Problem:
Reproduce all of the records exactly.

Rows:
------------------------

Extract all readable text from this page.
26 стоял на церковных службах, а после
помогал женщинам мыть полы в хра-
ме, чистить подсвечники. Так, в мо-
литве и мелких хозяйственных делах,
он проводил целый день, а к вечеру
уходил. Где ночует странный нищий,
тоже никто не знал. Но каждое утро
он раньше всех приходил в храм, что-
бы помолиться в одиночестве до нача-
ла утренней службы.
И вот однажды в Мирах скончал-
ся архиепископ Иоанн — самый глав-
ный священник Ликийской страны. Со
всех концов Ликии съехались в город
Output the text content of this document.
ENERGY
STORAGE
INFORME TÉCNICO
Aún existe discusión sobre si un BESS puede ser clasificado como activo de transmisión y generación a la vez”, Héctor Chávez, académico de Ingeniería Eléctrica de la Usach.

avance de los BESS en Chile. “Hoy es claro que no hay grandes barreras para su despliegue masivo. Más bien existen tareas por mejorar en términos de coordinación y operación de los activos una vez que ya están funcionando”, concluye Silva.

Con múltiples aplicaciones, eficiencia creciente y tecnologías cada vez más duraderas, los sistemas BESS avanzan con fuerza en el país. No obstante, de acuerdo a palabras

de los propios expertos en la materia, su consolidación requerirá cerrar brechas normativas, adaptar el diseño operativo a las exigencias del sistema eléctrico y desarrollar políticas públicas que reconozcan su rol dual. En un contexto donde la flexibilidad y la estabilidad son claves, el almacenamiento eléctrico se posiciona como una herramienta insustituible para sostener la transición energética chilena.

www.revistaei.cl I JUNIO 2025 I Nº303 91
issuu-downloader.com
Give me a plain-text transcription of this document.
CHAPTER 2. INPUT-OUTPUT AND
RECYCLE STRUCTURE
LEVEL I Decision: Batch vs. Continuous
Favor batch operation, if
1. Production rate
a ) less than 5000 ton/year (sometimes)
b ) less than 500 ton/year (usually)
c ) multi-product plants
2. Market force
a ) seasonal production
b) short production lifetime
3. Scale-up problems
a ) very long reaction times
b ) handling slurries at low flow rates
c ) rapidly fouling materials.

------------------------

Exercise output:
Extract all readable text from this page.
26 стоял на церковных службах, а после
помогал женщинам мыть полы в хра-
ме, чистить подсвечники. Так, в мо-
литве и мелких хозяйственных делах,
он проводил целый день, а к вечеру
уходил. Где ночует странный нищий,
тоже никто не знал. Но каждое утро
он раньше всех приходил в храм, что-
бы помолиться в одиночестве до нача-
ла утренней службы.
И вот однажды в Мирах скончал-
ся архиепископ Иоанн — самый глав-
ный священник Ликийской страны. Со
всех концов Ликии съехались в город
Output the text content of this document.
ENERGY
STORAGE
INFORME TÉCNICO
Aún existe discusión sobre si un BESS puede ser clasificado como activo de transmisión y generación a la vez”, Héctor Chávez, académico de Ingeniería Eléctrica de la Usach.

avance de los BESS en Chile. “Hoy es claro que no hay grandes barreras para su despliegue masivo. Más bien existen tareas por mejorar en términos de coordinación y operación de los activos una vez que ya están funcionando”, concluye Silva.

Con múltiples aplicaciones, eficiencia creciente y tecnologías cada vez más duraderas, los sistemas BESS avanzan con fuerza en el país. No obstante, de acuerdo a palabras

de los propios expertos en la materia, su consolidación requerirá cerrar brechas normativas, adaptar el diseño operativo a las exigencias del sistema eléctrico y desarrollar políticas públicas que reconozcan su rol dual. En un contexto donde la flexibilidad y la estabilidad son claves, el almacenamiento eléctrico se posiciona como una herramienta insustituible para sostener la transición energética chilena.

www.revistaei.cl I JUNIO 2025 I Nº303 91
issuu-downloader.com
Give me a plain-text transcription of this document.
CHAPTER 2. INPUT-OUTPUT AND
RECYCLE STRUCTURE
LEVEL I Decision: Batch vs. Continuous
Favor batch operation, if
1. Production rate
a ) less than 5000 ton/year (sometimes)
b ) less than 500 ton/year (usually)
c ) multi-product plants
2. Market force
a ) seasonal production
b) short production lifetime
3. Scale-up problems
a ) very long reaction times
b ) handling slurries at low flow rates
c ) rapidly fouling materials.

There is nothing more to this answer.